## Tasks
(a) For the forum thread on software fix priorities, decide whether each statement agrees with it. Answer yes or no for each, and quote the deciding words.
(i) The opening post says the XM screen saver fix probably took several days.
(ii) walters says features are generally lower priority than all but the most trivial defects.
(iii) ISWIZ says changing code is complex.
(b) According to walters in the forum thread on software fix priorities, why are easy, low-severity fixes often not worth making? Answer in one to three sentences.
(c) Please resume the forum thread on software fix priorities, starting right after its final sentence.

## Reading text
################

As for fixing the XM screen saver... it is one of those fixes that probably took... 15-30 minutes to work and get it off the list.... some of those others you listed could take a significant amount of time.

It is a normal thing in software development.... do you dedicated all the resources all of the time to address a major problem and pound at it for weeks on end.... or do you take a step back and take a day and knock of 10 or so little issues, while you still work on the bigger ones?

It is also a brain fry thing.... I know (for my self), I can't work on ONE issue 24/7 just can't... as I get programmer's block or just get stuck, and need to work on something else for a little why so i can step back and take a look at the other problem in a different light.

Don't think, just because they took the few moments to slip in a new bitmap and enabled the screen saver for XM, that they are "demoting" or diluting the other issues you have listed.


----------



## walters (Nov 18, 2005)

Earl Bonovich said:


> It is a normal thing in software development.... do you dedicated all the resources all of the time to address a major problem and pound at it for weeks on end.... or do you take a step back and take a day and knock of 10 or so little issues, while you still work on the bigger ones?


You order them by severity. The lowest-severity ones (those with no possibility of data loss, with suitable workarounds, etc.) you defer to a "future release" (which very often never comes). Features are generally lower priority than all but the most trivial defects. It's not just the time it takes to fix (or add) the low-hanging fruit. It's also the possibility of introducing regression, which very often just isn't worth the risk.

At least this is how you do it when you have a proper development process in place.


----------



## Earl Bonovich (Nov 15, 2005)

Very true... but it is not just "severity", you also add in complexity, and risk...

Low complexity, low risk, even with low severity... can get knocked off the list... and have an "impact" because it can be "seen".... 

but again... none of us are in the war-room with DirecTV.......


----------



## walters (Nov 18, 2005)

Earl Bonovich said:


> but again... none of us are in the war-room with DirecTV.......


That doesn't stop you from speculating about it (yes, I know you are quite a bit closer than I am with that contact of yours). It's not going to stop me, either. A lot can be gleaned just from results without knowing how they got there.


----------



## Earl Bonovich (Nov 15, 2005)

I know... I was just trying to say... we are all just speculating, and putting our own experiences and information into the melting pot of speculation....


----------



## ISWIZ (Nov 18, 2005)

Let me ad my specule then. It is not complex to change code, it's easy to knock off. The problem with the repeats in SL though are still due to poor guide data. Someone is going to have to "bite the bullet" (read:spend some money) to manipulate that information rather than just buying it from the Trib. OR, now that we've semi buried the hatchet, purchase the massaged data from TIVO.


----------



## ApK (Mar 6, 2006)

"End users always complain" is not a valid argument for releasing a product with basic advertised functionality missing or broken and charging for it.

"Other things are worse" or "it could be worse" is also not a valid argument.

################

## Source material
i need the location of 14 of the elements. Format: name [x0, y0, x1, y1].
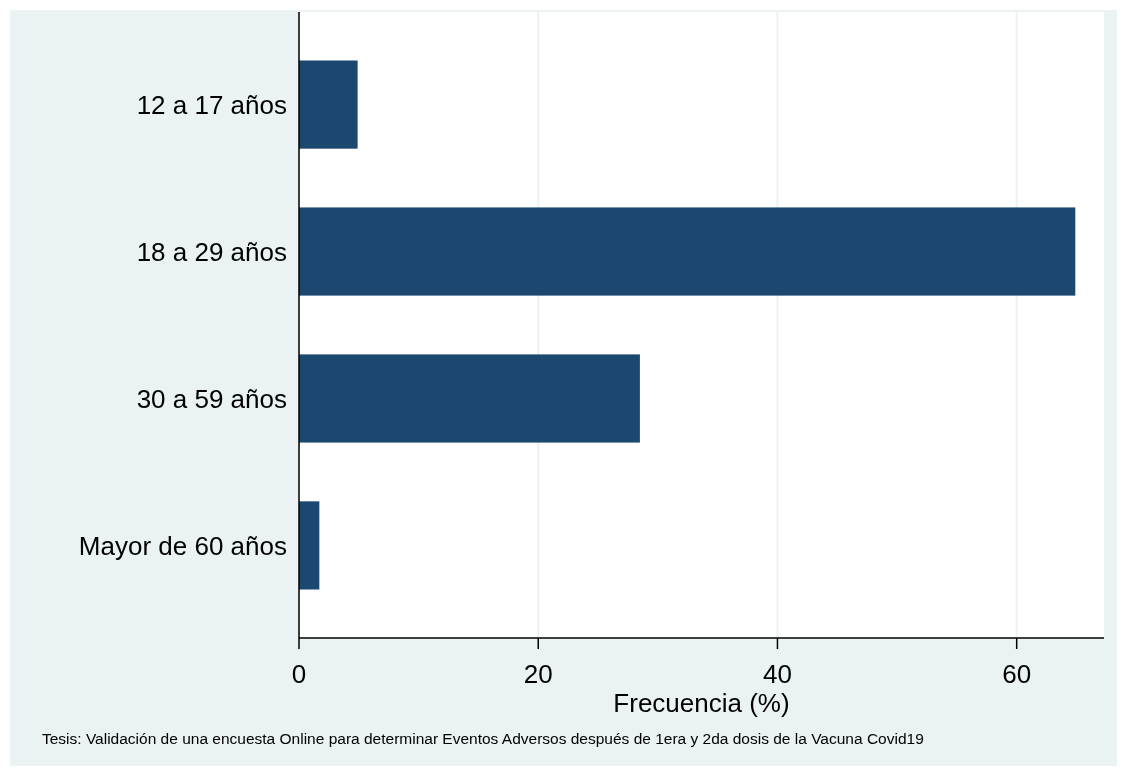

################

## Solved tasks
(a)
(i) No: "it is one of those fixes that probably took... 15-30 minutes to work"
(ii) Yes: "Features are generally lower priority than all but the most trivial defects."
(iii) No: "It is not complex to change code, it's easy to knock off."

(b) The time a fix takes is not the only cost. Any fix, even an easy one, can introduce regression, and that risk is very often not worth taking for a low-severity issue.

(c)
I'm happy and fortunate, in my case, that I have only seen the annoying issues wih my r15, virtually none of the stability or failure-to-record issues. Plus we got the unit for free and also have a Tivo for backup.

Anyway, regarding the number of SL's for 'typical users', I wonder if I should start a survey?

I imagine there must be some segment of users who watch mostly live tv, and use the dvr primarily for trick play and may only have the odd SL or 2 or 5 even if there ARE 10 people in the household.

Another segment, like my wife and me, don't watch live TV at all and want SLs for everything that strikes our fancy.

ApK


----------



## ad301 (Mar 30, 2004)

ISWIZ said:


> The problem with the repeats in SL though are still due to poor guide data. Someone is going to have to "bite the bullet" (read:spend some money) to manipulate that information rather than just buying it from the Trib. OR, now that we've semi buried the hatchet, purchase the massaged data from TIVO.


Dave, I don't know how you can state that with such seeming certainty. I'll point out, once again, that the previous generation dvrs seem to be able to record series without the "repeats problem", using the exact same data. Do the UTVs have the same problem as the r15, recording every episode of a series? I've not used one, so I don't know.

BTW, D* does already massage the data in some ways. One negative example is pro sports teams' games on RSNs. In deference to the live viewers surfing the guide, games are titled in the format [email protected] team, rather than MLB Baseball (or NHL Hockey or NBA Basketball) as the title and the teams' names in the description. This has the practical effect of preventing a season pass or series link for your favorite team's games. You must use ARWLs on a tivo unit to accomplish that, and on an r15, sports fans are pretty much out of luck except for manually setting each game to record.


----------



## Bobman (Jan 3, 2006)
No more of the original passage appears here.